(Collection entries)
--- Begin ---
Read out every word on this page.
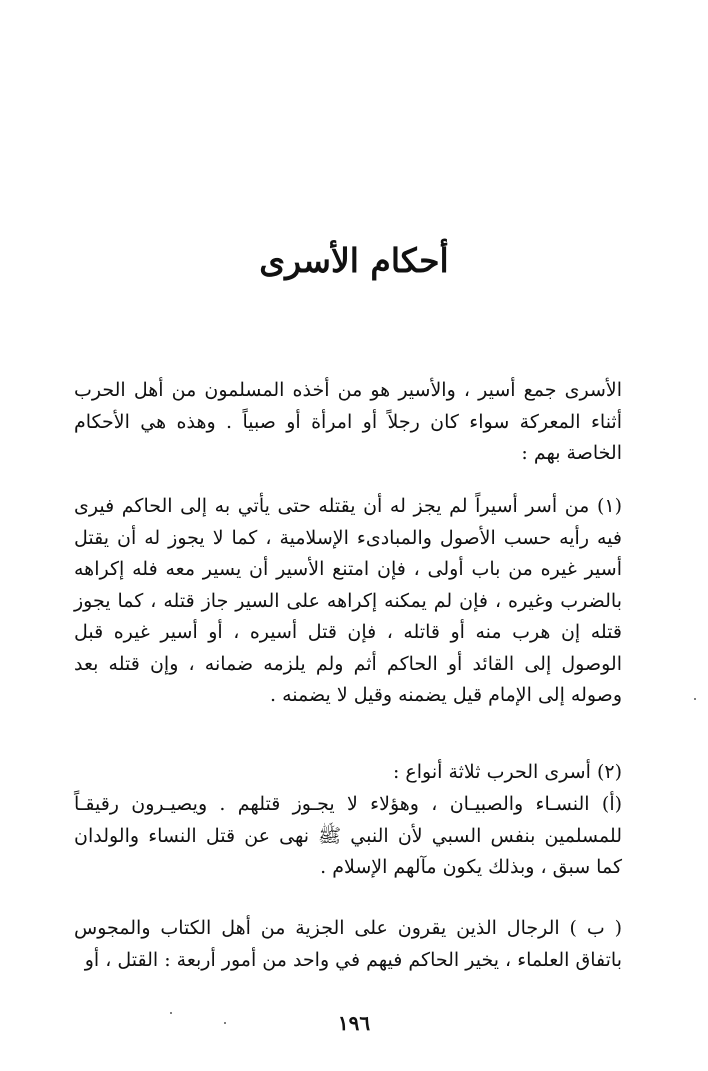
أحكام الأسرى

الأسرى جمع أسير ، والأسير هو من أخذه المسلمون من أهل الحرب أثناء المعركة سواء كان رجلاً أو امرأة أو صبياً . وهذه هي الأحكام الخاصة بهم :

(١) من أسر أسيراً لم يجز له أن يقتله حتى يأتي به إلى الحاكم فيرى فيه رأيه حسب الأصول والمبادىء الإسلامية ، كما لا يجوز له أن يقتل أسير غيره من باب أولى ، فإن امتنع الأسير أن يسير معه فله إكراهه بالضرب وغيره ، فإن لم يمكنه إكراهه على السير جاز قتله ، كما يجوز قتله إن هرب منه أو قاتله ، فإن قتل أسيره ، أو أسير غيره قبل الوصول إلى القائد أو الحاكم أثم ولم يلزمه ضمانه ، وإن قتله بعد وصوله إلى الإمام قيل يضمنه وقيل لا يضمنه .

(٢) أسرى الحرب ثلاثة أنواع :

(أ) النسـاء والصبيـان ، وهؤلاء لا يجـوز قتلهم . ويصيـرون رقيقـاً للمسلمين بنفس السبي لأن النبي ﷺ نهى عن قتل النساء والولدان كما سبق ، وبذلك يكون مآلهم الإسلام .

( ب ) الرجال الذين يقرون على الجزية من أهل الكتاب والمجوس باتفاق العلماء ، يخير الحاكم فيهم في واحد من أمور أربعة : القتل ، أو

١٩٦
--- End ---
▸ Exercise directions: Reproduce every record above exactly, but leave out the pictures.

▸ Reply:
Read out every word on this page.
أحكام الأسرى

الأسرى جمع أسير ، والأسير هو من أخذه المسلمون من أهل الحرب أثناء المعركة سواء كان رجلاً أو امرأة أو صبياً . وهذه هي الأحكام الخاصة بهم :

(١) من أسر أسيراً لم يجز له أن يقتله حتى يأتي به إلى الحاكم فيرى فيه رأيه حسب الأصول والمبادىء الإسلامية ، كما لا يجوز له أن يقتل أسير غيره من باب أولى ، فإن امتنع الأسير أن يسير معه فله إكراهه بالضرب وغيره ، فإن لم يمكنه إكراهه على السير جاز قتله ، كما يجوز قتله إن هرب منه أو قاتله ، فإن قتل أسيره ، أو أسير غيره قبل الوصول إلى القائد أو الحاكم أثم ولم يلزمه ضمانه ، وإن قتله بعد وصوله إلى الإمام قيل يضمنه وقيل لا يضمنه .

(٢) أسرى الحرب ثلاثة أنواع :

(أ) النسـاء والصبيـان ، وهؤلاء لا يجـوز قتلهم . ويصيـرون رقيقـاً للمسلمين بنفس السبي لأن النبي ﷺ نهى عن قتل النساء والولدان كما سبق ، وبذلك يكون مآلهم الإسلام .

( ب ) الرجال الذين يقرون على الجزية من أهل الكتاب والمجوس باتفاق العلماء ، يخير الحاكم فيهم في واحد من أمور أربعة : القتل ، أو

١٩٦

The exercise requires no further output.